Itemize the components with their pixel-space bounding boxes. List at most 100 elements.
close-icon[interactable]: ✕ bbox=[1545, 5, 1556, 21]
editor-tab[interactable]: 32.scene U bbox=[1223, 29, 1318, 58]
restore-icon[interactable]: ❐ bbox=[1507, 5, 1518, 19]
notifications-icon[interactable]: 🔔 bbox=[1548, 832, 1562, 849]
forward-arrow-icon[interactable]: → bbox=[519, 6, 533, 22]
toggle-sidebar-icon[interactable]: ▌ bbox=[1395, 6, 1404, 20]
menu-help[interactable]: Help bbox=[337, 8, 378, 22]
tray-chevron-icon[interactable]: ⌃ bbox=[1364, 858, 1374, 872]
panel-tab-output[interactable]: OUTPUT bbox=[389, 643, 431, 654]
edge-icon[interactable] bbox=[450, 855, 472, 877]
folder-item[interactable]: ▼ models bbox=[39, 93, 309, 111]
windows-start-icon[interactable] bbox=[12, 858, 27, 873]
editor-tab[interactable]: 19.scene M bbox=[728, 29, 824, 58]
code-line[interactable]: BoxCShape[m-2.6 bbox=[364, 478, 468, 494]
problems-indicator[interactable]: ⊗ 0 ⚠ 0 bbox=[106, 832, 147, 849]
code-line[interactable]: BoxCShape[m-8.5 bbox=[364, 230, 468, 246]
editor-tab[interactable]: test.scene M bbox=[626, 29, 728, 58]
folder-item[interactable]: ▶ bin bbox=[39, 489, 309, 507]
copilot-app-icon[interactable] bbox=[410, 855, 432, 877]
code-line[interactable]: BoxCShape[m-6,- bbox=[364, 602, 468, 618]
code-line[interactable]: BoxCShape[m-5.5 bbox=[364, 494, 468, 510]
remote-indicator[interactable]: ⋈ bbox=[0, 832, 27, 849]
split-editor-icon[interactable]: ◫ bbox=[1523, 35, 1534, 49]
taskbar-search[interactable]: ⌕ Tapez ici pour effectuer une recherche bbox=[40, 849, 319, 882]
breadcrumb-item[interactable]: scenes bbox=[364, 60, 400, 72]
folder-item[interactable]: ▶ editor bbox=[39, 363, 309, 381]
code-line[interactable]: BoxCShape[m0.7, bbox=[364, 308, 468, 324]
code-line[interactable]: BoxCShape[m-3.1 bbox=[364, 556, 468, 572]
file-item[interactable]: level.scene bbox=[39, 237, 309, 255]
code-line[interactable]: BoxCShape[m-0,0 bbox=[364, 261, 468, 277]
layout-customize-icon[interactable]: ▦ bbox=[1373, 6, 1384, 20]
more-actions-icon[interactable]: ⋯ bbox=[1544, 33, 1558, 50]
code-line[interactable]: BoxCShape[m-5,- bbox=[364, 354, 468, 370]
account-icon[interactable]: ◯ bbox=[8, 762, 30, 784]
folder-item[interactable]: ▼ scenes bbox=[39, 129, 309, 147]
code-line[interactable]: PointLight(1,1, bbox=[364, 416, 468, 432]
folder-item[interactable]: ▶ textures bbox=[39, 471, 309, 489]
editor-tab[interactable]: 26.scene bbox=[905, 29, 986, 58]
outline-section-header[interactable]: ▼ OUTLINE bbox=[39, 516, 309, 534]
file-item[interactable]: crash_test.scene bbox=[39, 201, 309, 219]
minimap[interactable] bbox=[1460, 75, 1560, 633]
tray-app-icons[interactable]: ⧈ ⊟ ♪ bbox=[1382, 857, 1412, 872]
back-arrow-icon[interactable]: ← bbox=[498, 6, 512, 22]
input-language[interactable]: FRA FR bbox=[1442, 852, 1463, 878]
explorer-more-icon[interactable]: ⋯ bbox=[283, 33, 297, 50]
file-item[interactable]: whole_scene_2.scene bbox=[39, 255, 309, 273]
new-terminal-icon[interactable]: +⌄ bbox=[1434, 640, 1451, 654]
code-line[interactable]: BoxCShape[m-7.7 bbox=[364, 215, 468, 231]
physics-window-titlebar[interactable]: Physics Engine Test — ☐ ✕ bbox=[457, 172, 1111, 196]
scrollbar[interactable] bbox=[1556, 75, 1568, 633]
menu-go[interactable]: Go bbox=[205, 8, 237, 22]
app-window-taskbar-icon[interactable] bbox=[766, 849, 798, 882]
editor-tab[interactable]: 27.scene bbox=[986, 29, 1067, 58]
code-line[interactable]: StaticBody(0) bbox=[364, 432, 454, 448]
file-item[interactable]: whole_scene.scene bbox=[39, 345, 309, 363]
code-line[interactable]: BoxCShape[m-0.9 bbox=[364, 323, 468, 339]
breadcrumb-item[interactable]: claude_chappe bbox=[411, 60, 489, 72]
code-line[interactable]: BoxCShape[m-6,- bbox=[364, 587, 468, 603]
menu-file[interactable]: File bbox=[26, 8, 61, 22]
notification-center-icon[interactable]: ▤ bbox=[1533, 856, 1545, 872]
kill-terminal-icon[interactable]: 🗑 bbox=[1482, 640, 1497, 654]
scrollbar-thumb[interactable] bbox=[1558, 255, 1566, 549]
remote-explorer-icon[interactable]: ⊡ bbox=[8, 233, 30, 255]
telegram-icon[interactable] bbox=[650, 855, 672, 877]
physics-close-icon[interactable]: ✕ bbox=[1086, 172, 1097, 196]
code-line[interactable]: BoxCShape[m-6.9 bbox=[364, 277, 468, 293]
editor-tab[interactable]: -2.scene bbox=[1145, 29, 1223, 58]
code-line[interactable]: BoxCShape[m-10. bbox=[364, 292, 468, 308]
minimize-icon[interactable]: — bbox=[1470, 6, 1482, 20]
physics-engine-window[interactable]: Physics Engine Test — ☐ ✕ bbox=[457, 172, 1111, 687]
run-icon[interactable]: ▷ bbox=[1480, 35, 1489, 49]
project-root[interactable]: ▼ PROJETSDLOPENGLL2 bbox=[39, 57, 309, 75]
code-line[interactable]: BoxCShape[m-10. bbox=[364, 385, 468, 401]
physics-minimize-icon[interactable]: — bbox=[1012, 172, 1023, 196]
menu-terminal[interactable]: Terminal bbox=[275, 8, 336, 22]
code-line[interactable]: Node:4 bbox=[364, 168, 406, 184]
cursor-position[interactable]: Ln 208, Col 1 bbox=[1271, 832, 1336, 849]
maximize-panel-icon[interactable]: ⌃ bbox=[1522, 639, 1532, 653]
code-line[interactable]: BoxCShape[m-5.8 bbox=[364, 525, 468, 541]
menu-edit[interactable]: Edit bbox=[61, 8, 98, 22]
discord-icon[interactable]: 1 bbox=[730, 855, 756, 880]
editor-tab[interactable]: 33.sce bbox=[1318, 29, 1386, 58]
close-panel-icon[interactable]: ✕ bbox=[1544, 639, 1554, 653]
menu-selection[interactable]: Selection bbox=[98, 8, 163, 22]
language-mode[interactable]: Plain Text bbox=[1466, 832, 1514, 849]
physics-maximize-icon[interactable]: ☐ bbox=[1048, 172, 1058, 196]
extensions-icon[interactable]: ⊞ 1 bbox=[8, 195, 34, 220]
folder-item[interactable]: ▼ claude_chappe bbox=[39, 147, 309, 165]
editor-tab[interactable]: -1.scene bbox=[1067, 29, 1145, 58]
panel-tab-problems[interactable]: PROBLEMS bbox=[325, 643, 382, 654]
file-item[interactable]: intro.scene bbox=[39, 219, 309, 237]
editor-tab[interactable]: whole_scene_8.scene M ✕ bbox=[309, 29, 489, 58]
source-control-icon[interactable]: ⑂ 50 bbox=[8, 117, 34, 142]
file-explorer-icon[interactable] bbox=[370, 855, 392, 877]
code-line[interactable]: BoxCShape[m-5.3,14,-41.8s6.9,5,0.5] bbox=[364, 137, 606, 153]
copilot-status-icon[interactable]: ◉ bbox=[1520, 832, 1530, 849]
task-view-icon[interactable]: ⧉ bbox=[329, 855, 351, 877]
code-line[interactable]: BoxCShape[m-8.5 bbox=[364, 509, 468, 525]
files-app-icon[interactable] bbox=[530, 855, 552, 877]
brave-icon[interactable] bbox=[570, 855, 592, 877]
--------------------------------
● **What the task requires**: Write out the lines of the records word for word, from the first line through the line containing "toggle-sidebar-icon[interactable]: ▌ bbox=[1395, 6, 1404, 20]", including both.

● **Solution**:
Itemize the components with their pixel-space bounding boxes. List at most 100 elements.
close-icon[interactable]: ✕ bbox=[1545, 5, 1556, 21]
editor-tab[interactable]: 32.scene U bbox=[1223, 29, 1318, 58]
restore-icon[interactable]: ❐ bbox=[1507, 5, 1518, 19]
notifications-icon[interactable]: 🔔 bbox=[1548, 832, 1562, 849]
forward-arrow-icon[interactable]: → bbox=[519, 6, 533, 22]
toggle-sidebar-icon[interactable]: ▌ bbox=[1395, 6, 1404, 20]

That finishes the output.